### RECORDS FOR THE EXERCISE
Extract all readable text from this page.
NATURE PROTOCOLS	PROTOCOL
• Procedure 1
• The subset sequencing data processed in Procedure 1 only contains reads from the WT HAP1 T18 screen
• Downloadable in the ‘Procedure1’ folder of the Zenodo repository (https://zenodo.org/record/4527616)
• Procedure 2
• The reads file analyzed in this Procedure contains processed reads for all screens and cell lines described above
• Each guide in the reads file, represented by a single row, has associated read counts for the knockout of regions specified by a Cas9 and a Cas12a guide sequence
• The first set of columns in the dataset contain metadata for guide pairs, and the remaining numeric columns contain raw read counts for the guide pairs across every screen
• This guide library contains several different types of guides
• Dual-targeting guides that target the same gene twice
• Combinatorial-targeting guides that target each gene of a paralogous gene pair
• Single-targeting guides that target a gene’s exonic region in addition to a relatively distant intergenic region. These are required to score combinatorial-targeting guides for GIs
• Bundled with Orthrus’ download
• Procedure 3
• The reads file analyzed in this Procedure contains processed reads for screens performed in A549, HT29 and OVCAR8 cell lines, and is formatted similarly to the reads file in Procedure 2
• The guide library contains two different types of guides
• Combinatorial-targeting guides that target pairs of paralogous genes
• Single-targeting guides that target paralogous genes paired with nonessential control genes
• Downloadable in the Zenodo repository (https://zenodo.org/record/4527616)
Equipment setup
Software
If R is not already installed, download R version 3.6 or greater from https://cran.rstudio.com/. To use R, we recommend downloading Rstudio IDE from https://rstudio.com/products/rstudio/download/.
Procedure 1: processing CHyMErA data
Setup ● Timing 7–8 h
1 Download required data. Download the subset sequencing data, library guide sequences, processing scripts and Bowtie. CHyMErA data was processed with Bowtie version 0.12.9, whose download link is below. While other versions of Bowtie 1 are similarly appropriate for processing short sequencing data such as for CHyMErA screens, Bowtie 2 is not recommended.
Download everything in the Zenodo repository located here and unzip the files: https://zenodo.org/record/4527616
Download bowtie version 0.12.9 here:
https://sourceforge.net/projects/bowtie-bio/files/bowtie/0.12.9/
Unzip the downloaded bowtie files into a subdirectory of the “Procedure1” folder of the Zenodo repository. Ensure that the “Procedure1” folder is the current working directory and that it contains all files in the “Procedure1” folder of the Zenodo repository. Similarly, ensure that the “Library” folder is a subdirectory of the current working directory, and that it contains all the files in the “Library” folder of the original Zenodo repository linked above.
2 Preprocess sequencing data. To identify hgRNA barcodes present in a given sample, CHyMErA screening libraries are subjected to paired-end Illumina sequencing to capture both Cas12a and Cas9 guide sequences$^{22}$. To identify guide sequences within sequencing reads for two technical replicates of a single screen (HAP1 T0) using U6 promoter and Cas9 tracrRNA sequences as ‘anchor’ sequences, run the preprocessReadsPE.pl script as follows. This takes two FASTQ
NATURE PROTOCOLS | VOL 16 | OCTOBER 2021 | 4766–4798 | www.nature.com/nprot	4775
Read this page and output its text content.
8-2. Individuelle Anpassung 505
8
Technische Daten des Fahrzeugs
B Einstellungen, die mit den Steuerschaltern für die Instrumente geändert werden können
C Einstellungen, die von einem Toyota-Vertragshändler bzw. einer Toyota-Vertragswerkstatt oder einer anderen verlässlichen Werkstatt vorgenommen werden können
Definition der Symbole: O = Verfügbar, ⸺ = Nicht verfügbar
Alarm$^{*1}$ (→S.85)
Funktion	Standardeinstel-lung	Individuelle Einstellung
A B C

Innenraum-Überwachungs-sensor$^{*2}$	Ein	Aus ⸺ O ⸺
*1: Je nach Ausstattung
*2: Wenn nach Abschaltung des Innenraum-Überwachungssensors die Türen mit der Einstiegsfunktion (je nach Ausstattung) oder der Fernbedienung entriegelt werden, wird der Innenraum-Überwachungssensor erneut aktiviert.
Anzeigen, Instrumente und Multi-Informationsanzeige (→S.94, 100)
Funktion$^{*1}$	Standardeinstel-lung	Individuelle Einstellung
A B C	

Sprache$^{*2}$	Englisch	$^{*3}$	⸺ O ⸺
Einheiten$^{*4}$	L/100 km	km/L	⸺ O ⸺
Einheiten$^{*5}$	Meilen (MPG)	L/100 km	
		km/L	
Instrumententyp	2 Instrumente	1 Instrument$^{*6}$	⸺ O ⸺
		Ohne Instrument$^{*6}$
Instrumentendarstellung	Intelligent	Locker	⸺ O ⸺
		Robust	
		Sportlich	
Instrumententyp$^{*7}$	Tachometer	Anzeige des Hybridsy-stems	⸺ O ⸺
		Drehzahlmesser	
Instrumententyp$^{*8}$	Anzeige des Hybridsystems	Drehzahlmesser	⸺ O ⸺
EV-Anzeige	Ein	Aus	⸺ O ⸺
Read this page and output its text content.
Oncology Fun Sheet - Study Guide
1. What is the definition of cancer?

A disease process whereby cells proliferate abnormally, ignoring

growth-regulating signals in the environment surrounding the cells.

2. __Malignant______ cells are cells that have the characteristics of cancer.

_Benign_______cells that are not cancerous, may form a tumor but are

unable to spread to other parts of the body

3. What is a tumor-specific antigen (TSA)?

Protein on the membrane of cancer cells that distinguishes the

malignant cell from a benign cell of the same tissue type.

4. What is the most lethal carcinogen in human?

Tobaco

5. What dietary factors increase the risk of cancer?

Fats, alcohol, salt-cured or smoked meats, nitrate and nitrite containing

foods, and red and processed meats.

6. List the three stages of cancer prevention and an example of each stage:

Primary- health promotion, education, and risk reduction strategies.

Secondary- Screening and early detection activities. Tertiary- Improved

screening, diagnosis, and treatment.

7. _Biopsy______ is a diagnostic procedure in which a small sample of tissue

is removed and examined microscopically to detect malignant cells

### EXERCISE
Restate the data word for word, leaving nothing out.

### SOLVED PROBLEM
Extract all readable text from this page.
NATURE PROTOCOLS	PROTOCOL
• Procedure 1
• The subset sequencing data processed in Procedure 1 only contains reads from the WT HAP1 T18 screen
• Downloadable in the ‘Procedure1’ folder of the Zenodo repository (https://zenodo.org/record/4527616)
• Procedure 2
• The reads file analyzed in this Procedure contains processed reads for all screens and cell lines described above
• Each guide in the reads file, represented by a single row, has associated read counts for the knockout of regions specified by a Cas9 and a Cas12a guide sequence
• The first set of columns in the dataset contain metadata for guide pairs, and the remaining numeric columns contain raw read counts for the guide pairs across every screen
• This guide library contains several different types of guides
• Dual-targeting guides that target the same gene twice
• Combinatorial-targeting guides that target each gene of a paralogous gene pair
• Single-targeting guides that target a gene’s exonic region in addition to a relatively distant intergenic region. These are required to score combinatorial-targeting guides for GIs
• Bundled with Orthrus’ download
• Procedure 3
• The reads file analyzed in this Procedure contains processed reads for screens performed in A549, HT29 and OVCAR8 cell lines, and is formatted similarly to the reads file in Procedure 2
• The guide library contains two different types of guides
• Combinatorial-targeting guides that target pairs of paralogous genes
• Single-targeting guides that target paralogous genes paired with nonessential control genes
• Downloadable in the Zenodo repository (https://zenodo.org/record/4527616)
Equipment setup
Software
If R is not already installed, download R version 3.6 or greater from https://cran.rstudio.com/. To use R, we recommend downloading Rstudio IDE from https://rstudio.com/products/rstudio/download/.
Procedure 1: processing CHyMErA data
Setup ● Timing 7–8 h
1 Download required data. Download the subset sequencing data, library guide sequences, processing scripts and Bowtie. CHyMErA data was processed with Bowtie version 0.12.9, whose download link is below. While other versions of Bowtie 1 are similarly appropriate for processing short sequencing data such as for CHyMErA screens, Bowtie 2 is not recommended.
Download everything in the Zenodo repository located here and unzip the files: https://zenodo.org/record/4527616
Download bowtie version 0.12.9 here:
https://sourceforge.net/projects/bowtie-bio/files/bowtie/0.12.9/
Unzip the downloaded bowtie files into a subdirectory of the “Procedure1” folder of the Zenodo repository. Ensure that the “Procedure1” folder is the current working directory and that it contains all files in the “Procedure1” folder of the Zenodo repository. Similarly, ensure that the “Library” folder is a subdirectory of the current working directory, and that it contains all the files in the “Library” folder of the original Zenodo repository linked above.
2 Preprocess sequencing data. To identify hgRNA barcodes present in a given sample, CHyMErA screening libraries are subjected to paired-end Illumina sequencing to capture both Cas12a and Cas9 guide sequences$^{22}$. To identify guide sequences within sequencing reads for two technical replicates of a single screen (HAP1 T0) using U6 promoter and Cas9 tracrRNA sequences as ‘anchor’ sequences, run the preprocessReadsPE.pl script as follows. This takes two FASTQ
NATURE PROTOCOLS | VOL 16 | OCTOBER 2021 | 4766–4798 | www.nature.com/nprot	4775
Read this page and output its text content.
8-2. Individuelle Anpassung 505
8
Technische Daten des Fahrzeugs
B Einstellungen, die mit den Steuerschaltern für die Instrumente geändert werden können
C Einstellungen, die von einem Toyota-Vertragshändler bzw. einer Toyota-Vertragswerkstatt oder einer anderen verlässlichen Werkstatt vorgenommen werden können
Definition der Symbole: O = Verfügbar, ⸺ = Nicht verfügbar
Alarm$^{*1}$ (→S.85)
Funktion	Standardeinstel-lung	Individuelle Einstellung
A B C

Innenraum-Überwachungs-sensor$^{*2}$	Ein	Aus ⸺ O ⸺
*1: Je nach Ausstattung
*2: Wenn nach Abschaltung des Innenraum-Überwachungssensors die Türen mit der Einstiegsfunktion (je nach Ausstattung) oder der Fernbedienung entriegelt werden, wird der Innenraum-Überwachungssensor erneut aktiviert.
Anzeigen, Instrumente und Multi-Informationsanzeige (→S.94, 100)
Funktion$^{*1}$	Standardeinstel-lung	Individuelle Einstellung
A B C	

Sprache$^{*2}$	Englisch	$^{*3}$	⸺ O ⸺
Einheiten$^{*4}$	L/100 km	km/L	⸺ O ⸺
Einheiten$^{*5}$	Meilen (MPG)	L/100 km	
		km/L	
Instrumententyp	2 Instrumente	1 Instrument$^{*6}$	⸺ O ⸺
		Ohne Instrument$^{*6}$
Instrumentendarstellung	Intelligent	Locker	⸺ O ⸺
		Robust	
		Sportlich	
Instrumententyp$^{*7}$	Tachometer	Anzeige des Hybridsy-stems	⸺ O ⸺
		Drehzahlmesser	
Instrumententyp$^{*8}$	Anzeige des Hybridsystems	Drehzahlmesser	⸺ O ⸺
EV-Anzeige	Ein	Aus	⸺ O ⸺
Read this page and output its text content.
Oncology Fun Sheet - Study Guide
1. What is the definition of cancer?

A disease process whereby cells proliferate abnormally, ignoring

growth-regulating signals in the environment surrounding the cells.

2. __Malignant______ cells are cells that have the characteristics of cancer.

_Benign_______cells that are not cancerous, may form a tumor but are

unable to spread to other parts of the body

3. What is a tumor-specific antigen (TSA)?

Protein on the membrane of cancer cells that distinguishes the

malignant cell from a benign cell of the same tissue type.

4. What is the most lethal carcinogen in human?

Tobaco

5. What dietary factors increase the risk of cancer?

Fats, alcohol, salt-cured or smoked meats, nitrate and nitrite containing

foods, and red and processed meats.

6. List the three stages of cancer prevention and an example of each stage:

Primary- health promotion, education, and risk reduction strategies.

Secondary- Screening and early detection activities. Tertiary- Improved

screening, diagnosis, and treatment.

7. _Biopsy______ is a diagnostic procedure in which a small sample of tissue

is removed and examined microscopically to detect malignant cells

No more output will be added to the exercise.